DATASET EXTRACT:
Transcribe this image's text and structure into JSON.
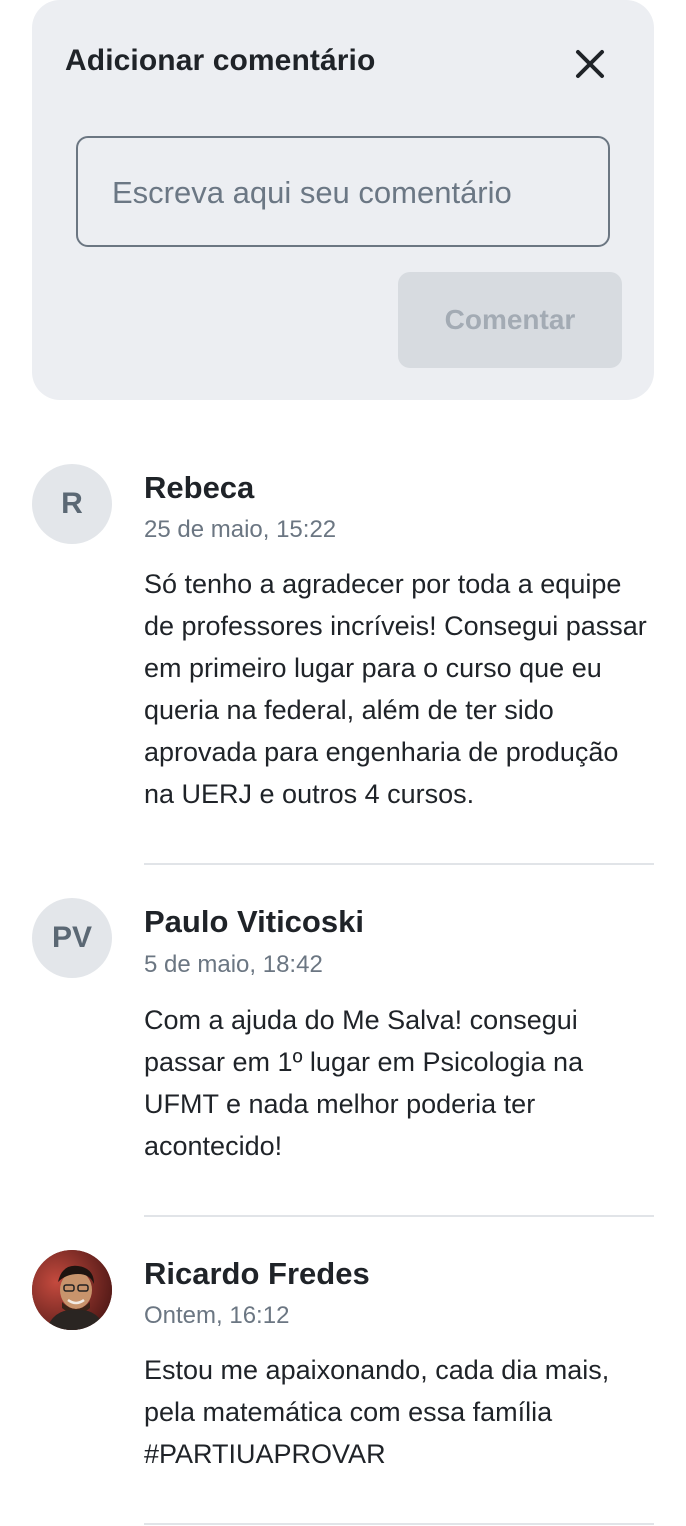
{
  "add_comment": {
    "title": "Adicionar comentário",
    "placeholder": "Escreva aqui seu comentário",
    "submit_label": "Comentar",
    "close_icon": "close-icon"
  },
  "comments": [
    {
      "author": "Rebeca",
      "initials": "R",
      "date": "25 de maio, 15:22",
      "text": "Só tenho a agradecer por toda a equipe de professores incríveis! Consegui passar em primeiro lugar para o curso que eu queria na federal, além de ter sido aprovada para engenharia de produção na UERJ e outros 4 cursos."
    },
    {
      "author": "Paulo Viticoski",
      "initials": "PV",
      "date": "5 de maio, 18:42",
      "text": "Com a ajuda do Me Salva! consegui passar em 1º lugar em Psicologia na UFMT e nada melhor poderia ter acontecido!"
    },
    {
      "author": "Ricardo Fredes",
      "date": "Ontem, 16:12",
      "text": "Estou me apaixonando, cada dia mais, pela matemática com essa família #PARTIUAPROVAR"
    }
  ],
  "colors": {
    "card_background": "#eceef2",
    "button_disabled_bg": "#d7dbe0",
    "button_disabled_text": "#a3abb4",
    "avatar_background": "#e3e6ea",
    "meta_text": "#6b7682"
  }
}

WHAT YOU HAVE TO DO: How many lines in the records above contain the word "lugar"? Reply with the number and nothing more.

OUTPUT: 2